» **PROVIDED DATA**
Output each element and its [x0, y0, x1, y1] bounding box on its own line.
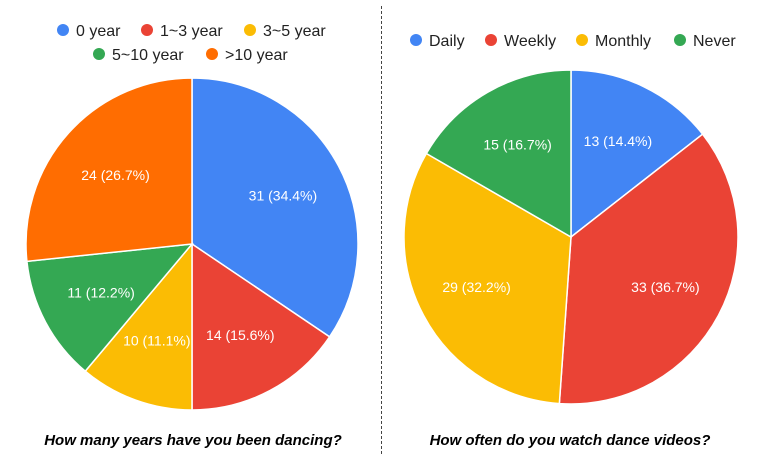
- pie-chart-watch-frequency: Daily Weekly Monthly Never 13 (14.4%) 33 …: [381, 0, 761, 459]
- legend-item-0-year[interactable]: 0 year: [57, 23, 121, 40]
- legend-item-daily[interactable]: Daily: [410, 33, 465, 50]
- pie-slice-3-5-year[interactable]: [84, 241, 193, 411]
- legend-swatch: [141, 24, 153, 36]
- chart-legend: 0 year 1~3 year 3~5 year 5~10 year >10 y…: [57, 23, 326, 64]
- slice-label-daily: 13 (14.4%): [584, 133, 652, 149]
- legend-label: Monthly: [595, 33, 651, 50]
- slice-label-3-5-year: 10 (11.1%): [123, 333, 190, 349]
- legend-item-5-10-year[interactable]: 5~10 year: [93, 47, 184, 64]
- legend-label: 3~5 year: [263, 23, 326, 40]
- pie-slice-never[interactable]: [425, 69, 572, 239]
- legend-label: 0 year: [76, 23, 121, 40]
- legend-item-weekly[interactable]: Weekly: [485, 33, 556, 50]
- chart-caption: How many years have you been dancing?: [44, 432, 342, 449]
- legend-item-over-10-year[interactable]: >10 year: [206, 47, 288, 64]
- pie-slice-0-year[interactable]: [191, 77, 359, 338]
- legend-label: 1~3 year: [160, 23, 223, 40]
- chart-caption: How often do you watch dance videos?: [430, 432, 711, 449]
- legend-item-monthly[interactable]: Monthly: [576, 33, 651, 50]
- legend-label: >10 year: [225, 47, 288, 64]
- legend-label: 5~10 year: [112, 47, 184, 64]
- legend-label: Never: [693, 33, 736, 50]
- pie-chart-years-dancing: 0 year 1~3 year 3~5 year 5~10 year >10 y…: [25, 23, 359, 449]
- legend-item-never[interactable]: Never: [674, 33, 736, 50]
- slice-label-1-3-year: 14 (15.6%): [206, 327, 274, 343]
- pie-slice-weekly[interactable]: [558, 133, 739, 405]
- legend-swatch: [485, 34, 497, 46]
- pie-slice-over-10-year[interactable]: [25, 77, 193, 263]
- chart-legend: Daily Weekly Monthly Never: [410, 33, 736, 50]
- legend-swatch: [576, 34, 588, 46]
- legend-swatch: [244, 24, 256, 36]
- legend-swatch: [674, 34, 686, 46]
- slice-label-over-10-year: 24 (26.7%): [81, 167, 149, 183]
- legend-swatch: [93, 48, 105, 60]
- pie-slice-5-10-year[interactable]: [26, 243, 194, 373]
- pie-slices: [403, 69, 739, 405]
- legend-swatch: [206, 48, 218, 60]
- slice-label-5-10-year: 11 (12.2%): [67, 284, 134, 300]
- legend-label: Daily: [429, 33, 465, 50]
- pie-slice-daily[interactable]: [570, 69, 704, 239]
- legend-swatch: [410, 34, 422, 46]
- legend-label: Weekly: [504, 33, 556, 50]
- slice-label-0-year: 31 (34.4%): [249, 188, 317, 204]
- pie-slices: [25, 77, 359, 411]
- slice-label-monthly: 29 (32.2%): [442, 279, 510, 295]
- pie-slice-monthly[interactable]: [403, 152, 572, 405]
- legend-item-1-3-year[interactable]: 1~3 year: [141, 23, 223, 40]
- legend-item-3-5-year[interactable]: 3~5 year: [244, 23, 326, 40]
- pie-data-labels: 31 (34.4%) 14 (15.6%) 10 (11.1%) 11 (12.2%)…: [67, 167, 317, 349]
- slice-label-weekly: 33 (36.7%): [631, 279, 699, 295]
- slice-label-never: 15 (16.7%): [483, 136, 551, 152]
- pie-slice-1-3-year[interactable]: [191, 242, 331, 411]
- legend-swatch: [57, 24, 69, 36]
- pie-data-labels: 13 (14.4%) 33 (36.7%) 29 (32.2%) 15 (16.7%): [442, 133, 699, 295]
- panel-divider: [381, 6, 382, 454]
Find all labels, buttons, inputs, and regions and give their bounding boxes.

» **GIVEN PROBLEM**
Write out the data again with every "legend-swatch" switched to "legend-color-box" and everything else unchanged. Leave the pictures out.

» **EXERCISE ANSWER**
Output each element and its [x0, y0, x1, y1] bounding box on its own line.
- pie-chart-watch-frequency: Daily Weekly Monthly Never 13 (14.4%) 33 …: [381, 0, 761, 459]
- legend-item-0-year[interactable]: 0 year: [57, 23, 121, 40]
- legend-item-daily[interactable]: Daily: [410, 33, 465, 50]
- pie-slice-3-5-year[interactable]: [84, 241, 193, 411]
- legend-color-box: [141, 24, 153, 36]
- chart-legend: 0 year 1~3 year 3~5 year 5~10 year >10 y…: [57, 23, 326, 64]
- slice-label-daily: 13 (14.4%): [584, 133, 652, 149]
- legend-label: Monthly: [595, 33, 651, 50]
- slice-label-3-5-year: 10 (11.1%): [123, 333, 190, 349]
- legend-item-5-10-year[interactable]: 5~10 year: [93, 47, 184, 64]
- legend-label: 3~5 year: [263, 23, 326, 40]
- pie-slice-never[interactable]: [425, 69, 572, 239]
- legend-label: 0 year: [76, 23, 121, 40]
- legend-item-weekly[interactable]: Weekly: [485, 33, 556, 50]
- chart-caption: How many years have you been dancing?: [44, 432, 342, 449]
- legend-item-over-10-year[interactable]: >10 year: [206, 47, 288, 64]
- pie-slice-0-year[interactable]: [191, 77, 359, 338]
- legend-label: 1~3 year: [160, 23, 223, 40]
- chart-caption: How often do you watch dance videos?: [430, 432, 711, 449]
- legend-item-monthly[interactable]: Monthly: [576, 33, 651, 50]
- legend-label: >10 year: [225, 47, 288, 64]
- legend-label: 5~10 year: [112, 47, 184, 64]
- legend-label: Never: [693, 33, 736, 50]
- pie-chart-years-dancing: 0 year 1~3 year 3~5 year 5~10 year >10 y…: [25, 23, 359, 449]
- legend-item-never[interactable]: Never: [674, 33, 736, 50]
- slice-label-1-3-year: 14 (15.6%): [206, 327, 274, 343]
- pie-slice-weekly[interactable]: [558, 133, 739, 405]
- legend-color-box: [485, 34, 497, 46]
- pie-slice-over-10-year[interactable]: [25, 77, 193, 263]
- chart-legend: Daily Weekly Monthly Never: [410, 33, 736, 50]
- legend-color-box: [576, 34, 588, 46]
- legend-color-box: [244, 24, 256, 36]
- legend-color-box: [674, 34, 686, 46]
- slice-label-over-10-year: 24 (26.7%): [81, 167, 149, 183]
- legend-color-box: [93, 48, 105, 60]
- pie-slice-5-10-year[interactable]: [26, 243, 194, 373]
- pie-slices: [403, 69, 739, 405]
- legend-color-box: [206, 48, 218, 60]
- slice-label-5-10-year: 11 (12.2%): [67, 284, 134, 300]
- legend-label: Daily: [429, 33, 465, 50]
- pie-slice-daily[interactable]: [570, 69, 704, 239]
- legend-color-box: [410, 34, 422, 46]
- legend-label: Weekly: [504, 33, 556, 50]
- slice-label-0-year: 31 (34.4%): [249, 188, 317, 204]
- pie-slices: [25, 77, 359, 411]
- slice-label-monthly: 29 (32.2%): [442, 279, 510, 295]
- pie-slice-monthly[interactable]: [403, 152, 572, 405]
- legend-item-1-3-year[interactable]: 1~3 year: [141, 23, 223, 40]
- legend-item-3-5-year[interactable]: 3~5 year: [244, 23, 326, 40]
- pie-data-labels: 31 (34.4%) 14 (15.6%) 10 (11.1%) 11 (12.2%)…: [67, 167, 317, 349]
- slice-label-weekly: 33 (36.7%): [631, 279, 699, 295]
- slice-label-never: 15 (16.7%): [483, 136, 551, 152]
- pie-slice-1-3-year[interactable]: [191, 242, 331, 411]
- legend-color-box: [57, 24, 69, 36]
- pie-data-labels: 13 (14.4%) 33 (36.7%) 29 (32.2%) 15 (16.7%): [442, 133, 699, 295]
- panel-divider: [381, 6, 382, 454]
Find all labels, buttons, inputs, and regions and give their bounding boxes.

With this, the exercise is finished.